Raw records:
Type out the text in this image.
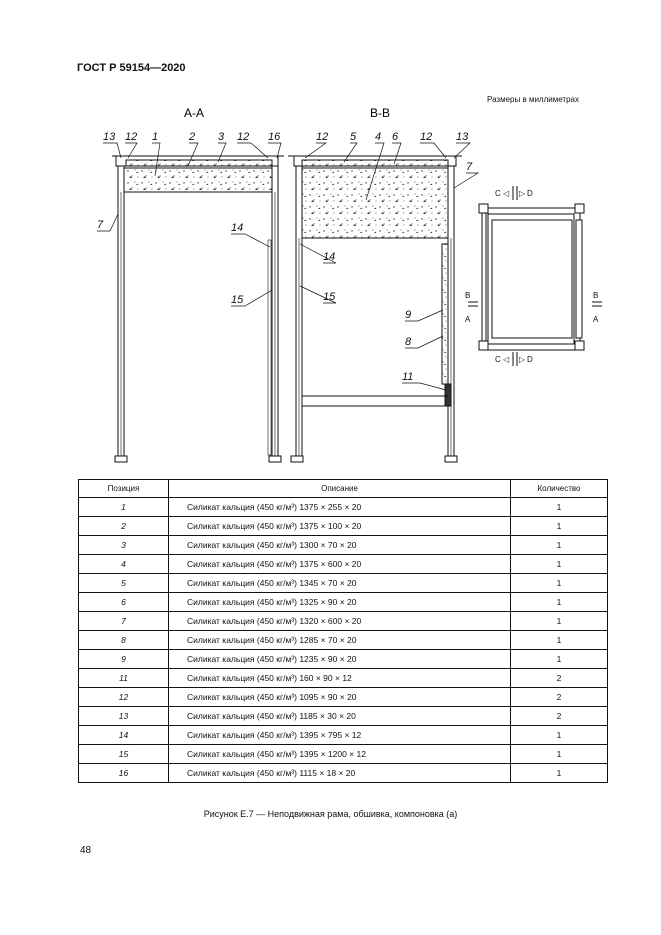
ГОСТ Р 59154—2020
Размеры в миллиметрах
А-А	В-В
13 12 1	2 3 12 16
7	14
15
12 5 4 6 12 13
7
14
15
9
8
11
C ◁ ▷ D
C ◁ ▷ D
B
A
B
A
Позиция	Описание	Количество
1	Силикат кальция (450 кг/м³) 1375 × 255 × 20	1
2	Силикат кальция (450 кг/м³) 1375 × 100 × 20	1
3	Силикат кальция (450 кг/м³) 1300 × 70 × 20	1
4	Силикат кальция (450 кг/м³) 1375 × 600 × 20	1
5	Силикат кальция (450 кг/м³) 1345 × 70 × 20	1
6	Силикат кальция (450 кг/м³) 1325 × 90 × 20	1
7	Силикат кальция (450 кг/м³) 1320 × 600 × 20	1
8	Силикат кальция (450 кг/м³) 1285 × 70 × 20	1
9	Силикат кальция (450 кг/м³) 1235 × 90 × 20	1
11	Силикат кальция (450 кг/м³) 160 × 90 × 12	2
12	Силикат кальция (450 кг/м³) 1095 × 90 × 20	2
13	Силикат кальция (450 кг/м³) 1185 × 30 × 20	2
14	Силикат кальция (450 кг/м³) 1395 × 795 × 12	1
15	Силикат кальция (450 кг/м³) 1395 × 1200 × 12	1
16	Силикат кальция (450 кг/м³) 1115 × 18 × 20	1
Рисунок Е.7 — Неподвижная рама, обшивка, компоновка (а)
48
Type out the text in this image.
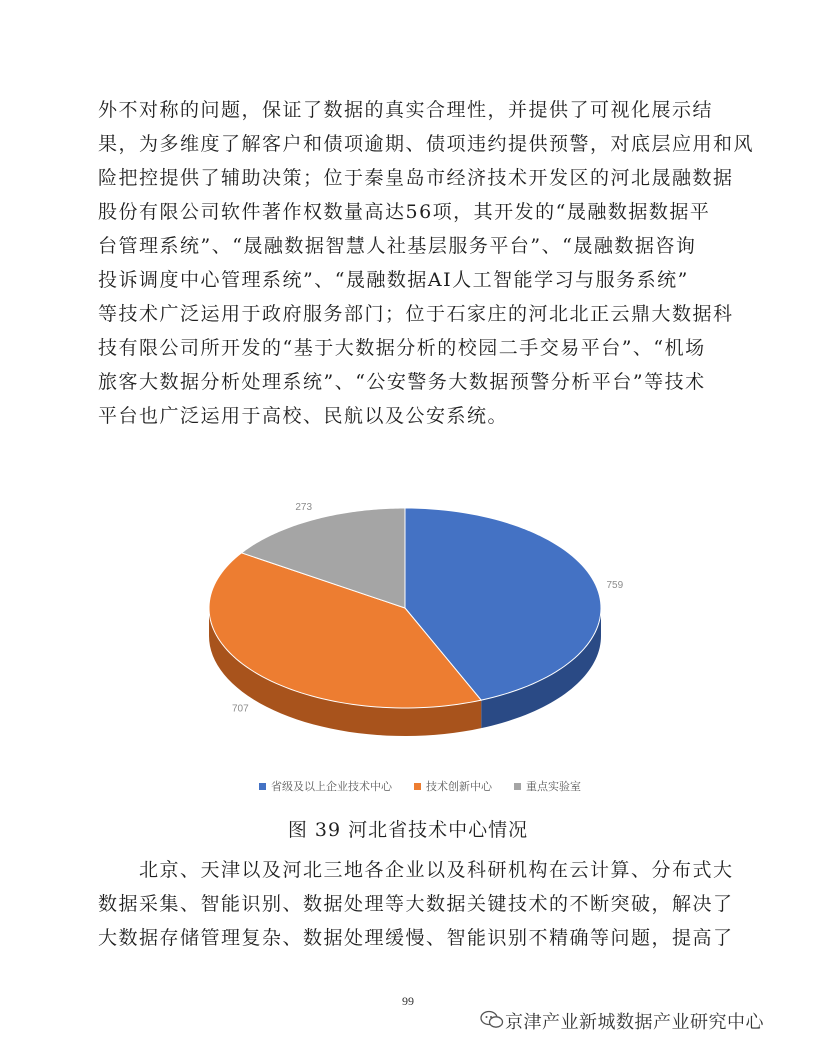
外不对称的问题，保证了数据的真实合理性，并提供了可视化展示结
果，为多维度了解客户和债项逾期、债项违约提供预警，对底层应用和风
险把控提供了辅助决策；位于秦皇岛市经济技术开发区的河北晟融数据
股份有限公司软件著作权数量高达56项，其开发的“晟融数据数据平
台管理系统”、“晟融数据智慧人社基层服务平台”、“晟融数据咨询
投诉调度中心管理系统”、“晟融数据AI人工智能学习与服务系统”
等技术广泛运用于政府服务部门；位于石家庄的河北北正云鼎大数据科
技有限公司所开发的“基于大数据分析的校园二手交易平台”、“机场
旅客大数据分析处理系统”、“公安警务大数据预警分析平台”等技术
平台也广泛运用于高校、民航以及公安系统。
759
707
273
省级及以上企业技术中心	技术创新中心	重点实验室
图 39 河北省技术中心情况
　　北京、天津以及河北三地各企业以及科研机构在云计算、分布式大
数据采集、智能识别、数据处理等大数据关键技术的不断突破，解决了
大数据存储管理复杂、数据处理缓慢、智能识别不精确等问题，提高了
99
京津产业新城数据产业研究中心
==
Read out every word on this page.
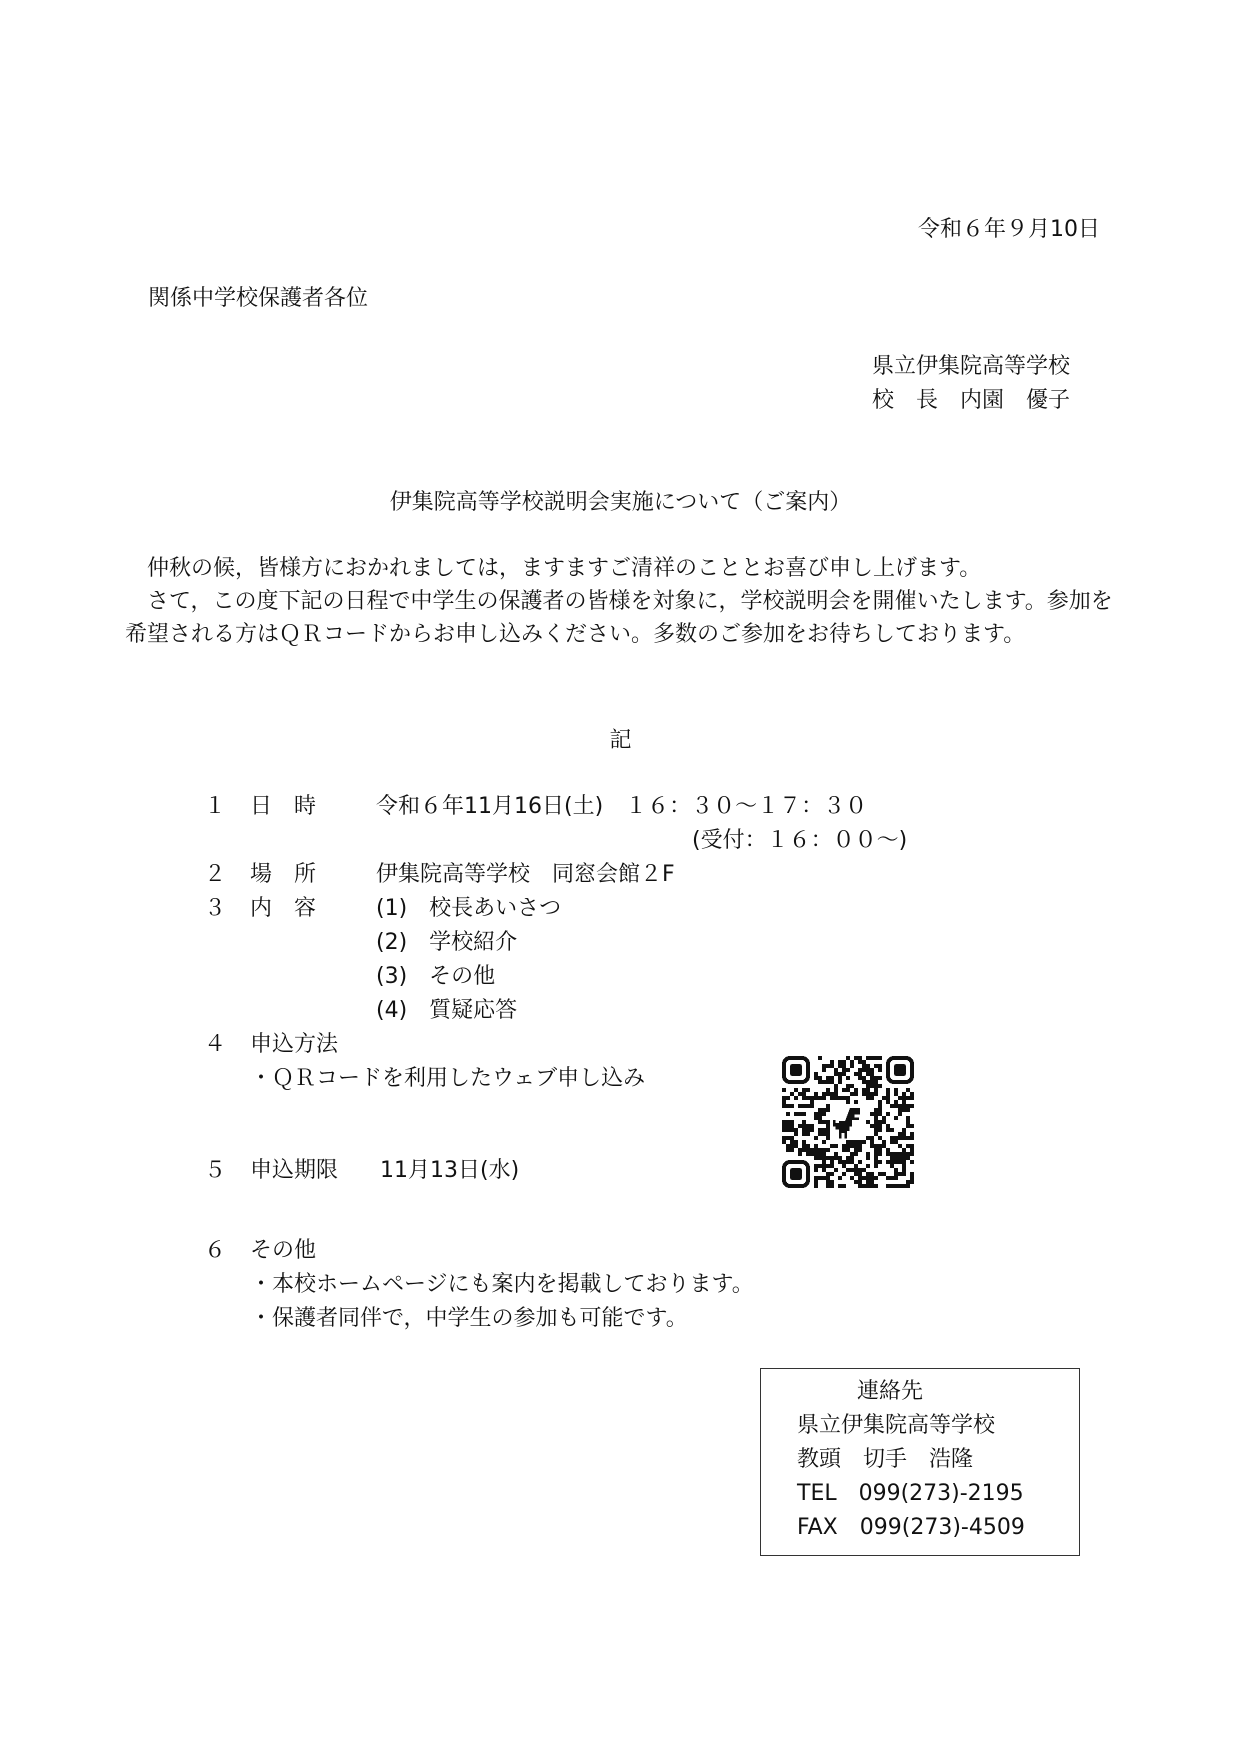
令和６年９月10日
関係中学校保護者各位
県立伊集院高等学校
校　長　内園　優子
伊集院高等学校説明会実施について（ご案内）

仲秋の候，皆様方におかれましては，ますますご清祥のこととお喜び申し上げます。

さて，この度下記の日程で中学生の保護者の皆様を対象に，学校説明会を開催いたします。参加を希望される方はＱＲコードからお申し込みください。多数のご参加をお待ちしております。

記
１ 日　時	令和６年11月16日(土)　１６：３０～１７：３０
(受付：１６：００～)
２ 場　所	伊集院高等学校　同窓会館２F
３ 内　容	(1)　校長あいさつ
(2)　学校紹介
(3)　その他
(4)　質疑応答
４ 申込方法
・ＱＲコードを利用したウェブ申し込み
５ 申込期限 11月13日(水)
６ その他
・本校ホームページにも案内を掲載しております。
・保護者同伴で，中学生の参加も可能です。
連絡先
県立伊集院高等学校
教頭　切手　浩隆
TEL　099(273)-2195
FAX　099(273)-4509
--
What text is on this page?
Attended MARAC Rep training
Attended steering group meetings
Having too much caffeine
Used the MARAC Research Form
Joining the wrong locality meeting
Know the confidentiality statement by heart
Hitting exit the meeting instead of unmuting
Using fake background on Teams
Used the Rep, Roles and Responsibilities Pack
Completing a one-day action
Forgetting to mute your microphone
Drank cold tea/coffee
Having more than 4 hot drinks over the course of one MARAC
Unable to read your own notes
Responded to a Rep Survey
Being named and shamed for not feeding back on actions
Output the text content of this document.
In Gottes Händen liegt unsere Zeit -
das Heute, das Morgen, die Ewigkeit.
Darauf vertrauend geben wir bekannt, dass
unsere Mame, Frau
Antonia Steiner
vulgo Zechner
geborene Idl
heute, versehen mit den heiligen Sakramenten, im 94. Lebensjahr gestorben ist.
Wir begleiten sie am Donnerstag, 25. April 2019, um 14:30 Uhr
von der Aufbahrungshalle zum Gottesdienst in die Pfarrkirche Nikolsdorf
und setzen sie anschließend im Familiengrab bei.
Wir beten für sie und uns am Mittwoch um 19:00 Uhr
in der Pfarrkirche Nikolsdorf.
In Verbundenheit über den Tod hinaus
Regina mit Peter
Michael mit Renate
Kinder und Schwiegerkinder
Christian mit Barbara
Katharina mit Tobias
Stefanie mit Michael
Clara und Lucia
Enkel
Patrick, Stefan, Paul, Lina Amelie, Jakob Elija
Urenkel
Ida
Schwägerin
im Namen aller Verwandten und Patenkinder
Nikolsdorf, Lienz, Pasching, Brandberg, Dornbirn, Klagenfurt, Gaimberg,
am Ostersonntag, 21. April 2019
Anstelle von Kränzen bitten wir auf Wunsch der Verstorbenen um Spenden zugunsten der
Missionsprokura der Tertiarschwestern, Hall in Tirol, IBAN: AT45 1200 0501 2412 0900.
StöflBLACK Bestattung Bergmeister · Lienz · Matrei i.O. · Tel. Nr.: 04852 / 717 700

_Exercise task_. Scan the material for lines with the word "Nikolsdorf", and copy each line you find.

_Result_.
von der Aufbahrungshalle zum Gottesdienst in die Pfarrkirche Nikolsdorf
in der Pfarrkirche Nikolsdorf.
Nikolsdorf, Lienz, Pasching, Brandberg, Dornbirn, Klagenfurt, Gaimberg,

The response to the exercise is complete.